Exercise task =
Your task is to repeat all of the material exactly.
:: Provided material
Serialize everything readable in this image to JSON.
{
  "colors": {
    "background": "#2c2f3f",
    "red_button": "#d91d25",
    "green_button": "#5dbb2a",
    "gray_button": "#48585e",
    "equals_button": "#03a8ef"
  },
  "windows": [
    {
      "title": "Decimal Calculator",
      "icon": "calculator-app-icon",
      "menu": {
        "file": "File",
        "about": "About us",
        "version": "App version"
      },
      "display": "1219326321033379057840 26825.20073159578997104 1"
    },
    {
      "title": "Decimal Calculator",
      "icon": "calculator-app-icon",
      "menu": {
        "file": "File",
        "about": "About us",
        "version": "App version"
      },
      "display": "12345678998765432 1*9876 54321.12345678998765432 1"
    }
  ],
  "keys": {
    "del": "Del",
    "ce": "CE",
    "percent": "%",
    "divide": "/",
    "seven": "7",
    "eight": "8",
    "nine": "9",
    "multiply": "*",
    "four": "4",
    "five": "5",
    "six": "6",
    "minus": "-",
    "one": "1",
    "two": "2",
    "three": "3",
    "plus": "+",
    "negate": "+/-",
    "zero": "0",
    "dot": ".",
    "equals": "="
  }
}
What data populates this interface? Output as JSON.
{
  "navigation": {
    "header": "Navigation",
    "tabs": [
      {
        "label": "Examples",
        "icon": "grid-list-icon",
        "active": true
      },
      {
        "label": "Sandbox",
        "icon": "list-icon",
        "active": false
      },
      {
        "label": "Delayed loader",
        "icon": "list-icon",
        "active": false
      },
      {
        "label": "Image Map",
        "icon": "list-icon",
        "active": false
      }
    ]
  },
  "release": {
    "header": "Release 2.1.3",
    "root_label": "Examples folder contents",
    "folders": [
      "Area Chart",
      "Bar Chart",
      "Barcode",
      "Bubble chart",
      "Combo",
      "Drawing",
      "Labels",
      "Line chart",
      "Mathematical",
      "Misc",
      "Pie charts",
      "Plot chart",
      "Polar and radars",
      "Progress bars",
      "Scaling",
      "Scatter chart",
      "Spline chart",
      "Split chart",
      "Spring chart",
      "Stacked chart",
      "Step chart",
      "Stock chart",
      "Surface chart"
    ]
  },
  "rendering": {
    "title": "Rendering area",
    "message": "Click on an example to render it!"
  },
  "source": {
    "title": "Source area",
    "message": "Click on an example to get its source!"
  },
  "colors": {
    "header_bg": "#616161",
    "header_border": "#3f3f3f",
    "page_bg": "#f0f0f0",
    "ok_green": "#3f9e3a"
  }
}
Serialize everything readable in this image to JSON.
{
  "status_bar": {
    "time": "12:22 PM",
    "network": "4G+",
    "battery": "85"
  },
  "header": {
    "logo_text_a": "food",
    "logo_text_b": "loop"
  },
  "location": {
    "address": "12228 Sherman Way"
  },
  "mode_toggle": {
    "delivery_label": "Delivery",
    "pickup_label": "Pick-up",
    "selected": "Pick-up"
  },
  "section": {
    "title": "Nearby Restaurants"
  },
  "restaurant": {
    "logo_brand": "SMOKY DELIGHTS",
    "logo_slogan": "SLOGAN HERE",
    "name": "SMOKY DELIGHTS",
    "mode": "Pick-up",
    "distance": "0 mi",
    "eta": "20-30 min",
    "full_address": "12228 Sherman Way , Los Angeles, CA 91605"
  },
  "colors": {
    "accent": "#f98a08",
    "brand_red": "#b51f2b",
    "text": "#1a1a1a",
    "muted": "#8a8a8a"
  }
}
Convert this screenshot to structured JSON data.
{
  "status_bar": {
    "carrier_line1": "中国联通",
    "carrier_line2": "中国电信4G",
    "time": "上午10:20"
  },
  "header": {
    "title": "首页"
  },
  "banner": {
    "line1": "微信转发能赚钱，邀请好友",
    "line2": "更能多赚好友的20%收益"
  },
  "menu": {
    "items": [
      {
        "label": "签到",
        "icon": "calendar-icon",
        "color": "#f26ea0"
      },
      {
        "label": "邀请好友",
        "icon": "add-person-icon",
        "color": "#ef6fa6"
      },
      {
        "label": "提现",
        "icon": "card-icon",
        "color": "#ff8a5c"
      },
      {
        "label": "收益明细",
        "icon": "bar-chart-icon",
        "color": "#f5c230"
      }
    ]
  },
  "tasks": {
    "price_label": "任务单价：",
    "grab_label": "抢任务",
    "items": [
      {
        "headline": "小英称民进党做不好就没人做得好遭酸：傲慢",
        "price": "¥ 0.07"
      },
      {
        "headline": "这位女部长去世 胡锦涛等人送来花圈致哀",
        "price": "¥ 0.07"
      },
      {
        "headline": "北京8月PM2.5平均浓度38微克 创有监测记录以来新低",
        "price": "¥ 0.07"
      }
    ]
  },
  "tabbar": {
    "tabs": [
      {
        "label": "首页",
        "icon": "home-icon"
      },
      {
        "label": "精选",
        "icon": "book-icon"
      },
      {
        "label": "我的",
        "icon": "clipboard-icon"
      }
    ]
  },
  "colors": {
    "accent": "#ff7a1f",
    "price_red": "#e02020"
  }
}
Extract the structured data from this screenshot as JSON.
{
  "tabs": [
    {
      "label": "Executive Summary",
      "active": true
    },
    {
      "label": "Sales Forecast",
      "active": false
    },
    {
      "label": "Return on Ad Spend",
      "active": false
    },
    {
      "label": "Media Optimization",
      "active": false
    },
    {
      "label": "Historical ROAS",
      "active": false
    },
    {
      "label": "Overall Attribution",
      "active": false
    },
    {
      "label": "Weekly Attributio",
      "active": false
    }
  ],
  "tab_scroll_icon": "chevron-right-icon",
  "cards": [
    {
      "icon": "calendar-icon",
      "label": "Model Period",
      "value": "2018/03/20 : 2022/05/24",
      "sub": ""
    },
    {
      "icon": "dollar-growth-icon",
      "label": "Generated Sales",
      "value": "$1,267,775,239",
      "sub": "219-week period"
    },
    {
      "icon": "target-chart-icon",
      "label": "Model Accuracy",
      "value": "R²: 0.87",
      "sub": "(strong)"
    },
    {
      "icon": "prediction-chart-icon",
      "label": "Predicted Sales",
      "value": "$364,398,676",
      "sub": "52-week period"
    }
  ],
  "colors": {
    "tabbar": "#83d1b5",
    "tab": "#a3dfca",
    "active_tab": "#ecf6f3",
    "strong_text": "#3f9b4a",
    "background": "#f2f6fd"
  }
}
::::
Correct result =
Serialize everything readable in this image to JSON.
{
  "colors": {
    "background": "#2c2f3f",
    "red_button": "#d91d25",
    "green_button": "#5dbb2a",
    "gray_button": "#48585e",
    "equals_button": "#03a8ef"
  },
  "windows": [
    {
      "title": "Decimal Calculator",
      "icon": "calculator-app-icon",
      "menu": {
        "file": "File",
        "about": "About us",
        "version": "App version"
      },
      "display": "1219326321033379057840 26825.20073159578997104 1"
    },
    {
      "title": "Decimal Calculator",
      "icon": "calculator-app-icon",
      "menu": {
        "file": "File",
        "about": "About us",
        "version": "App version"
      },
      "display": "12345678998765432 1*9876 54321.12345678998765432 1"
    }
  ],
  "keys": {
    "del": "Del",
    "ce": "CE",
    "percent": "%",
    "divide": "/",
    "seven": "7",
    "eight": "8",
    "nine": "9",
    "multiply": "*",
    "four": "4",
    "five": "5",
    "six": "6",
    "minus": "-",
    "one": "1",
    "two": "2",
    "three": "3",
    "plus": "+",
    "negate": "+/-",
    "zero": "0",
    "dot": ".",
    "equals": "="
  }
}
What data populates this interface? Output as JSON.
{
  "navigation": {
    "header": "Navigation",
    "tabs": [
      {
        "label": "Examples",
        "icon": "grid-list-icon",
        "active": true
      },
      {
        "label": "Sandbox",
        "icon": "list-icon",
        "active": false
      },
      {
        "label": "Delayed loader",
        "icon": "list-icon",
        "active": false
      },
      {
        "label": "Image Map",
        "icon": "list-icon",
        "active": false
      }
    ]
  },
  "release": {
    "header": "Release 2.1.3",
    "root_label": "Examples folder contents",
    "folders": [
      "Area Chart",
      "Bar Chart",
      "Barcode",
      "Bubble chart",
      "Combo",
      "Drawing",
      "Labels",
      "Line chart",
      "Mathematical",
      "Misc",
      "Pie charts",
      "Plot chart",
      "Polar and radars",
      "Progress bars",
      "Scaling",
      "Scatter chart",
      "Spline chart",
      "Split chart",
      "Spring chart",
      "Stacked chart",
      "Step chart",
      "Stock chart",
      "Surface chart"
    ]
  },
  "rendering": {
    "title": "Rendering area",
    "message": "Click on an example to render it!"
  },
  "source": {
    "title": "Source area",
    "message": "Click on an example to get its source!"
  },
  "colors": {
    "header_bg": "#616161",
    "header_border": "#3f3f3f",
    "page_bg": "#f0f0f0",
    "ok_green": "#3f9e3a"
  }
}
Serialize everything readable in this image to JSON.
{
  "status_bar": {
    "time": "12:22 PM",
    "network": "4G+",
    "battery": "85"
  },
  "header": {
    "logo_text_a": "food",
    "logo_text_b": "loop"
  },
  "location": {
    "address": "12228 Sherman Way"
  },
  "mode_toggle": {
    "delivery_label": "Delivery",
    "pickup_label": "Pick-up",
    "selected": "Pick-up"
  },
  "section": {
    "title": "Nearby Restaurants"
  },
  "restaurant": {
    "logo_brand": "SMOKY DELIGHTS",
    "logo_slogan": "SLOGAN HERE",
    "name": "SMOKY DELIGHTS",
    "mode": "Pick-up",
    "distance": "0 mi",
    "eta": "20-30 min",
    "full_address": "12228 Sherman Way , Los Angeles, CA 91605"
  },
  "colors": {
    "accent": "#f98a08",
    "brand_red": "#b51f2b",
    "text": "#1a1a1a",
    "muted": "#8a8a8a"
  }
}
Convert this screenshot to structured JSON data.
{
  "status_bar": {
    "carrier_line1": "中国联通",
    "carrier_line2": "中国电信4G",
    "time": "上午10:20"
  },
  "header": {
    "title": "首页"
  },
  "banner": {
    "line1": "微信转发能赚钱，邀请好友",
    "line2": "更能多赚好友的20%收益"
  },
  "menu": {
    "items": [
      {
        "label": "签到",
        "icon": "calendar-icon",
        "color": "#f26ea0"
      },
      {
        "label": "邀请好友",
        "icon": "add-person-icon",
        "color": "#ef6fa6"
      },
      {
        "label": "提现",
        "icon": "card-icon",
        "color": "#ff8a5c"
      },
      {
        "label": "收益明细",
        "icon": "bar-chart-icon",
        "color": "#f5c230"
      }
    ]
  },
  "tasks": {
    "price_label": "任务单价：",
    "grab_label": "抢任务",
    "items": [
      {
        "headline": "小英称民进党做不好就没人做得好遭酸：傲慢",
        "price": "¥ 0.07"
      },
      {
        "headline": "这位女部长去世 胡锦涛等人送来花圈致哀",
        "price": "¥ 0.07"
      },
      {
        "headline": "北京8月PM2.5平均浓度38微克 创有监测记录以来新低",
        "price": "¥ 0.07"
      }
    ]
  },
  "tabbar": {
    "tabs": [
      {
        "label": "首页",
        "icon": "home-icon"
      },
      {
        "label": "精选",
        "icon": "book-icon"
      },
      {
        "label": "我的",
        "icon": "clipboard-icon"
      }
    ]
  },
  "colors": {
    "accent": "#ff7a1f",
    "price_red": "#e02020"
  }
}
Extract the structured data from this screenshot as JSON.
{
  "tabs": [
    {
      "label": "Executive Summary",
      "active": true
    },
    {
      "label": "Sales Forecast",
      "active": false
    },
    {
      "label": "Return on Ad Spend",
      "active": false
    },
    {
      "label": "Media Optimization",
      "active": false
    },
    {
      "label": "Historical ROAS",
      "active": false
    },
    {
      "label": "Overall Attribution",
      "active": false
    },
    {
      "label": "Weekly Attributio",
      "active": false
    }
  ],
  "tab_scroll_icon": "chevron-right-icon",
  "cards": [
    {
      "icon": "calendar-icon",
      "label": "Model Period",
      "value": "2018/03/20 : 2022/05/24",
      "sub": ""
    },
    {
      "icon": "dollar-growth-icon",
      "label": "Generated Sales",
      "value": "$1,267,775,239",
      "sub": "219-week period"
    },
    {
      "icon": "target-chart-icon",
      "label": "Model Accuracy",
      "value": "R²: 0.87",
      "sub": "(strong)"
    },
    {
      "icon": "prediction-chart-icon",
      "label": "Predicted Sales",
      "value": "$364,398,676",
      "sub": "52-week period"
    }
  ],
  "colors": {
    "tabbar": "#83d1b5",
    "tab": "#a3dfca",
    "active_tab": "#ecf6f3",
    "strong_text": "#3f9b4a",
    "background": "#f2f6fd"
  }
}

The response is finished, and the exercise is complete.